Edit the records below by changing every "y-tick-label" to "y-axis-tick-label" and leaving everything else as it is. Omit the pictures from your answer.

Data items
◆ ◆ ◆
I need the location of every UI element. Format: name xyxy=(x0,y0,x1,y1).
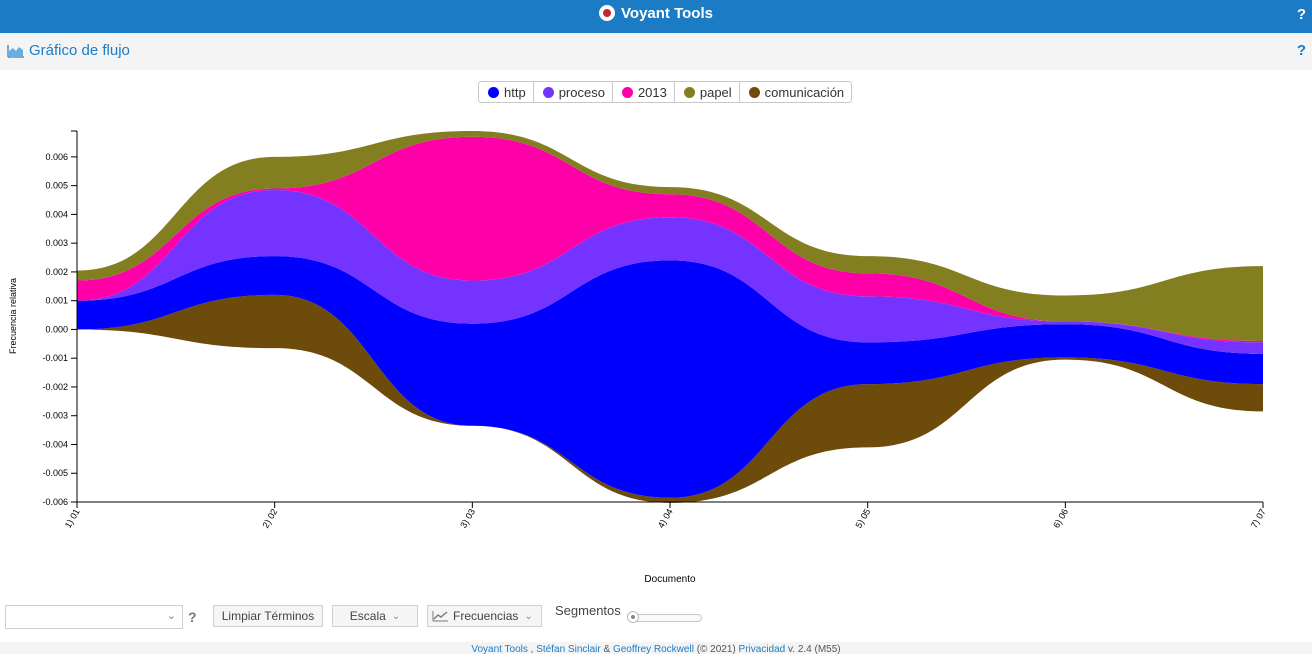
x-tick-label: 6) 06 xyxy=(1051,507,1070,530)
legend-item-papel[interactable]: papel xyxy=(675,82,740,102)
legend-label: papel xyxy=(699,84,732,100)
footer-author1-link[interactable]: Stéfan Sinclair xyxy=(536,644,601,655)
legend-item-2013[interactable]: 2013 xyxy=(613,82,675,102)
app-title-text: Voyant Tools xyxy=(621,5,713,22)
stream-papel[interactable] xyxy=(77,131,1263,341)
app-help-icon[interactable]: ? xyxy=(1296,6,1306,23)
stream-http[interactable] xyxy=(77,256,1263,498)
x-axis-label: Documento xyxy=(644,574,696,585)
stream-2013[interactable] xyxy=(77,136,1263,343)
x-tick-label: 7) 07 xyxy=(1249,507,1268,530)
legend-item-proceso[interactable]: proceso xyxy=(534,82,613,102)
y-tick-label: -0.002 xyxy=(42,382,68,392)
chevron-down-icon: ⌄ xyxy=(524,610,533,622)
y-axis-label: Frecuencia relativa xyxy=(8,278,18,354)
chevron-down-icon: ⌄ xyxy=(391,610,401,622)
y-tick-label: 0.001 xyxy=(45,296,68,306)
legend-item-http[interactable]: http xyxy=(479,82,534,102)
frequencies-button[interactable]: Frecuencias ⌄ xyxy=(427,605,542,627)
scale-button[interactable]: Escala ⌄ xyxy=(332,605,418,627)
y-tick-label: -0.005 xyxy=(42,468,68,478)
stream-comunicacion[interactable] xyxy=(77,294,1263,503)
y-tick-label: -0.006 xyxy=(42,497,68,507)
scale-label: Escala xyxy=(349,609,386,623)
app-header: Voyant Tools ? xyxy=(0,0,1312,33)
bottom-toolbar: ⌄ ? Limpiar Términos Escala ⌄ Frecuencias… xyxy=(0,600,1312,642)
y-tick-label: 0.006 xyxy=(45,152,68,162)
panel-help-icon[interactable]: ? xyxy=(1296,42,1306,59)
streamgraph-chart: 0.006 0.005 0.004 0.003 0.002 0.001 0.000 -0.00… xyxy=(8,130,1268,585)
x-tick-label: 4) 04 xyxy=(656,507,675,530)
x-tick-label: 1) 01 xyxy=(63,507,82,530)
term-help-icon[interactable]: ? xyxy=(188,609,197,625)
clear-terms-button[interactable]: Limpiar Términos xyxy=(213,605,323,627)
legend-swatch xyxy=(683,86,695,98)
legend-swatch xyxy=(488,86,499,98)
app-title: Voyant Tools xyxy=(0,5,1312,22)
y-tick-label: 0.005 xyxy=(45,181,68,191)
footer-app-link[interactable]: Voyant Tools xyxy=(471,644,528,655)
footer: Voyant Tools , Stéfan Sinclair & Geoffre… xyxy=(0,642,1312,655)
chart-legend: http proceso 2013 papel comunicación xyxy=(478,81,853,103)
y-tick-label: -0.004 xyxy=(42,439,68,449)
y-tick-label: -0.001 xyxy=(42,353,68,363)
x-tick-label: 3) 03 xyxy=(458,507,477,530)
segments-slider[interactable] xyxy=(627,611,702,623)
x-tick-label: 5) 05 xyxy=(853,507,872,530)
y-tick-label: 0.003 xyxy=(45,238,68,248)
y-tick-label: -0.003 xyxy=(42,411,68,421)
footer-text: v. 2.4 (M55) xyxy=(785,644,841,655)
chevron-down-icon: ⌄ xyxy=(166,610,176,622)
panel-header: Gráfico de flujo ? xyxy=(0,33,1312,70)
y-tick-label: 0.000 xyxy=(45,324,68,334)
legend-swatch xyxy=(748,86,760,98)
footer-privacy-link[interactable]: Privacidad xyxy=(738,644,786,655)
y-tick-label: 0.004 xyxy=(45,209,68,219)
footer-text: & xyxy=(600,644,613,655)
x-tick-label: 2) 02 xyxy=(260,507,279,530)
voyant-logo-icon xyxy=(599,5,616,21)
legend-label: comunicación xyxy=(764,84,845,100)
legend-label: proceso xyxy=(558,84,605,100)
term-search-combo[interactable]: ⌄ xyxy=(5,605,183,629)
legend-swatch xyxy=(542,86,554,98)
footer-text: (© 2021) xyxy=(693,644,739,655)
legend-swatch xyxy=(621,86,633,98)
area-chart-icon xyxy=(7,45,24,58)
panel-title: Gráfico de flujo xyxy=(29,42,130,59)
legend-item-comunicacion[interactable]: comunicación xyxy=(740,82,852,102)
slider-handle[interactable] xyxy=(627,611,639,623)
legend-label: http xyxy=(504,84,526,100)
line-chart-icon xyxy=(432,611,448,622)
footer-author2-link[interactable]: Geoffrey Rockwell xyxy=(612,644,694,655)
segments-label: Segmentos xyxy=(555,603,621,618)
clear-terms-label: Limpiar Términos xyxy=(221,609,315,623)
legend-label: 2013 xyxy=(637,84,667,100)
footer-text: , xyxy=(527,644,537,655)
y-tick-label: 0.002 xyxy=(45,267,68,277)
frequencies-label: Frecuencias xyxy=(453,609,519,623)
stream-proceso[interactable] xyxy=(77,189,1263,354)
◆ ◆ ◆
Finished answer:
I need the location of every UI element. Format: name xyxy=(x0,y0,x1,y1).
x-tick-label: 6) 06 xyxy=(1051,507,1070,530)
legend-item-papel[interactable]: papel xyxy=(675,82,740,102)
legend-label: papel xyxy=(699,84,732,100)
footer-author1-link[interactable]: Stéfan Sinclair xyxy=(536,644,601,655)
legend-item-2013[interactable]: 2013 xyxy=(613,82,675,102)
app-title-text: Voyant Tools xyxy=(621,5,713,22)
stream-papel[interactable] xyxy=(77,131,1263,341)
app-help-icon[interactable]: ? xyxy=(1296,6,1306,23)
stream-http[interactable] xyxy=(77,256,1263,498)
x-axis-label: Documento xyxy=(644,574,696,585)
stream-2013[interactable] xyxy=(77,136,1263,343)
x-tick-label: 7) 07 xyxy=(1249,507,1268,530)
legend-item-proceso[interactable]: proceso xyxy=(534,82,613,102)
y-axis-tick-label: -0.002 xyxy=(42,382,68,392)
chevron-down-icon: ⌄ xyxy=(524,610,533,622)
y-axis-label: Frecuencia relativa xyxy=(8,278,18,354)
chevron-down-icon: ⌄ xyxy=(391,610,401,622)
y-axis-tick-label: 0.001 xyxy=(45,296,68,306)
legend-item-http[interactable]: http xyxy=(479,82,534,102)
frequencies-button[interactable]: Frecuencias ⌄ xyxy=(427,605,542,627)
scale-button[interactable]: Escala ⌄ xyxy=(332,605,418,627)
y-axis-tick-label: -0.005 xyxy=(42,468,68,478)
stream-comunicacion[interactable] xyxy=(77,294,1263,503)
y-axis-tick-label: -0.006 xyxy=(42,497,68,507)
scale-label: Escala xyxy=(349,609,386,623)
app-header: Voyant Tools ? xyxy=(0,0,1312,33)
bottom-toolbar: ⌄ ? Limpiar Términos Escala ⌄ Frecuencias… xyxy=(0,600,1312,642)
y-axis-tick-label: 0.006 xyxy=(45,152,68,162)
panel-help-icon[interactable]: ? xyxy=(1296,42,1306,59)
streamgraph-chart: 0.006 0.005 0.004 0.003 0.002 0.001 0.000 -0.00… xyxy=(8,130,1268,585)
x-tick-label: 4) 04 xyxy=(656,507,675,530)
x-tick-label: 1) 01 xyxy=(63,507,82,530)
term-help-icon[interactable]: ? xyxy=(188,609,197,625)
clear-terms-button[interactable]: Limpiar Términos xyxy=(213,605,323,627)
legend-swatch xyxy=(683,86,695,98)
legend-swatch xyxy=(488,86,499,98)
app-title: Voyant Tools xyxy=(0,5,1312,22)
y-axis-tick-label: 0.005 xyxy=(45,181,68,191)
footer-app-link[interactable]: Voyant Tools xyxy=(471,644,528,655)
footer: Voyant Tools , Stéfan Sinclair & Geoffre… xyxy=(0,642,1312,655)
chart-legend: http proceso 2013 papel comunicación xyxy=(478,81,853,103)
y-axis-tick-label: -0.004 xyxy=(42,439,68,449)
y-axis-tick-label: -0.001 xyxy=(42,353,68,363)
x-tick-label: 3) 03 xyxy=(458,507,477,530)
segments-slider[interactable] xyxy=(627,611,702,623)
x-tick-label: 5) 05 xyxy=(853,507,872,530)
y-axis-tick-label: 0.003 xyxy=(45,238,68,248)
y-axis-tick-label: -0.003 xyxy=(42,411,68,421)
footer-text: v. 2.4 (M55) xyxy=(785,644,841,655)
chevron-down-icon: ⌄ xyxy=(166,610,176,622)
panel-header: Gráfico de flujo ? xyxy=(0,33,1312,70)
y-axis-tick-label: 0.000 xyxy=(45,324,68,334)
legend-swatch xyxy=(748,86,760,98)
footer-privacy-link[interactable]: Privacidad xyxy=(738,644,786,655)
y-axis-tick-label: 0.004 xyxy=(45,209,68,219)
footer-text: & xyxy=(600,644,613,655)
x-tick-label: 2) 02 xyxy=(260,507,279,530)
voyant-logo-icon xyxy=(599,5,616,21)
legend-label: comunicación xyxy=(764,84,845,100)
legend-label: proceso xyxy=(558,84,605,100)
term-search-combo[interactable]: ⌄ xyxy=(5,605,183,629)
legend-swatch xyxy=(542,86,554,98)
footer-text: (© 2021) xyxy=(693,644,739,655)
legend-swatch xyxy=(621,86,633,98)
area-chart-icon xyxy=(7,45,24,58)
panel-title: Gráfico de flujo xyxy=(29,42,130,59)
legend-item-comunicacion[interactable]: comunicación xyxy=(740,82,852,102)
slider-handle[interactable] xyxy=(627,611,639,623)
legend-label: http xyxy=(504,84,526,100)
line-chart-icon xyxy=(432,611,448,622)
footer-author2-link[interactable]: Geoffrey Rockwell xyxy=(612,644,694,655)
segments-label: Segmentos xyxy=(555,603,621,618)
clear-terms-label: Limpiar Términos xyxy=(221,609,315,623)
legend-label: 2013 xyxy=(637,84,667,100)
footer-text: , xyxy=(527,644,537,655)
y-axis-tick-label: 0.002 xyxy=(45,267,68,277)
frequencies-label: Frecuencias xyxy=(453,609,519,623)
stream-proceso[interactable] xyxy=(77,189,1263,354)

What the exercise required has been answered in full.